*THE INPUT*:
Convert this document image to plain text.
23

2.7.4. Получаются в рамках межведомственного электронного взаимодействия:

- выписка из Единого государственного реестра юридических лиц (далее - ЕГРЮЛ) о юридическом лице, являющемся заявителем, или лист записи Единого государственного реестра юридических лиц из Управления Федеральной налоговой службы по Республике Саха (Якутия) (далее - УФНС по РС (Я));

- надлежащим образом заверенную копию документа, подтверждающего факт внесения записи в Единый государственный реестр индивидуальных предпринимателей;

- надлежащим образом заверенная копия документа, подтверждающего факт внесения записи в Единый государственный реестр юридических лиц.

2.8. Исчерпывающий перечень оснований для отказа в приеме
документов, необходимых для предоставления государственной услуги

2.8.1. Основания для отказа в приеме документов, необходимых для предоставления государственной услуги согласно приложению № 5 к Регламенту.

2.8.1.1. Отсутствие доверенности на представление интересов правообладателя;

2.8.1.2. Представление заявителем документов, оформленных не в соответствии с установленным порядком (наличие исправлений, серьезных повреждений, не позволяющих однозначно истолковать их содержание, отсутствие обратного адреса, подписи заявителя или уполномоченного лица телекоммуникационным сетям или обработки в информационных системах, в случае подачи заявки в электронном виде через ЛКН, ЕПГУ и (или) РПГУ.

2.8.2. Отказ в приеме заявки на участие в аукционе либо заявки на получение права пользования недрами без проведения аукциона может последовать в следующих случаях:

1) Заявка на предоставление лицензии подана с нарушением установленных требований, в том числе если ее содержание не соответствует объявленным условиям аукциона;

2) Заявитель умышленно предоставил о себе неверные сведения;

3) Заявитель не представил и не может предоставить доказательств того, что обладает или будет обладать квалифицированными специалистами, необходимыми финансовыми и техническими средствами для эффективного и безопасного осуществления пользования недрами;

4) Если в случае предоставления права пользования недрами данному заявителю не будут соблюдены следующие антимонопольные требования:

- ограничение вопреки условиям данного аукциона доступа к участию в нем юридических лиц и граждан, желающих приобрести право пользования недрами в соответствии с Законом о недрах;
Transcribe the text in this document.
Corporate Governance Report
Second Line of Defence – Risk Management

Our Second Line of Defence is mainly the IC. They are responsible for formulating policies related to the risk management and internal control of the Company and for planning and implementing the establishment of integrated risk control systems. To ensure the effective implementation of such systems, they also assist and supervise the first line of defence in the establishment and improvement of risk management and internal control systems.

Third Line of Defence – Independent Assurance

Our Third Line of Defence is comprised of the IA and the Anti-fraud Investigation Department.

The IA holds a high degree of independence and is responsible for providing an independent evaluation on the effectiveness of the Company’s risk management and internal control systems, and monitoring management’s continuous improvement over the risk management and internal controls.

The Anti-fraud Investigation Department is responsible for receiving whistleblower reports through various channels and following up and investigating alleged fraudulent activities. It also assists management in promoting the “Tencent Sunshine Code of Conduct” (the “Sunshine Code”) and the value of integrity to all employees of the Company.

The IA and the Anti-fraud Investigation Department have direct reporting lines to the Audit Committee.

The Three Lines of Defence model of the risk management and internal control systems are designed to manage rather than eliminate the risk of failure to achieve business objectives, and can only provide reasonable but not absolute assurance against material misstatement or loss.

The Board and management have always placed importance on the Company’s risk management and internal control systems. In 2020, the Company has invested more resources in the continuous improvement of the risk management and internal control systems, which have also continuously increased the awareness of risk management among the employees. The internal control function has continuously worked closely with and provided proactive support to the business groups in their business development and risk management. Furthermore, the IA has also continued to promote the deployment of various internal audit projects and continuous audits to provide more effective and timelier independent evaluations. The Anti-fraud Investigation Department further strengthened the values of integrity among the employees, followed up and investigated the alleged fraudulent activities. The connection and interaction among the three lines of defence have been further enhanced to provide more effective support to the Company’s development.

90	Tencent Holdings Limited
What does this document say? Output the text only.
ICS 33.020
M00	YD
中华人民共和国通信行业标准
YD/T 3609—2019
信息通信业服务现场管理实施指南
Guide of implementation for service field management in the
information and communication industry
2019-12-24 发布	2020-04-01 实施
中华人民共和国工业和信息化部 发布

*REQUEST*:
Filter the listing above by the word "документов"; copy each line that passes.

*RESPONSE TO THE EXERCISE*:
документов, необходимых для предоставления государственной услуги
2.8.1. Основания для отказа в приеме документов, необходимых для предоставления государственной услуги согласно приложению № 5 к Регламенту.
2.8.1.2. Представление заявителем документов, оформленных не в соответствии с установленным порядком (наличие исправлений, серьезных повреждений, не позволяющих однозначно истолковать их содержание, отсутствие обратного адреса, подписи заявителя или уполномоченного лица телекоммуникационным сетям или обработки в информационных системах, в случае подачи заявки в электронном виде через ЛКН, ЕПГУ и (или) РПГУ.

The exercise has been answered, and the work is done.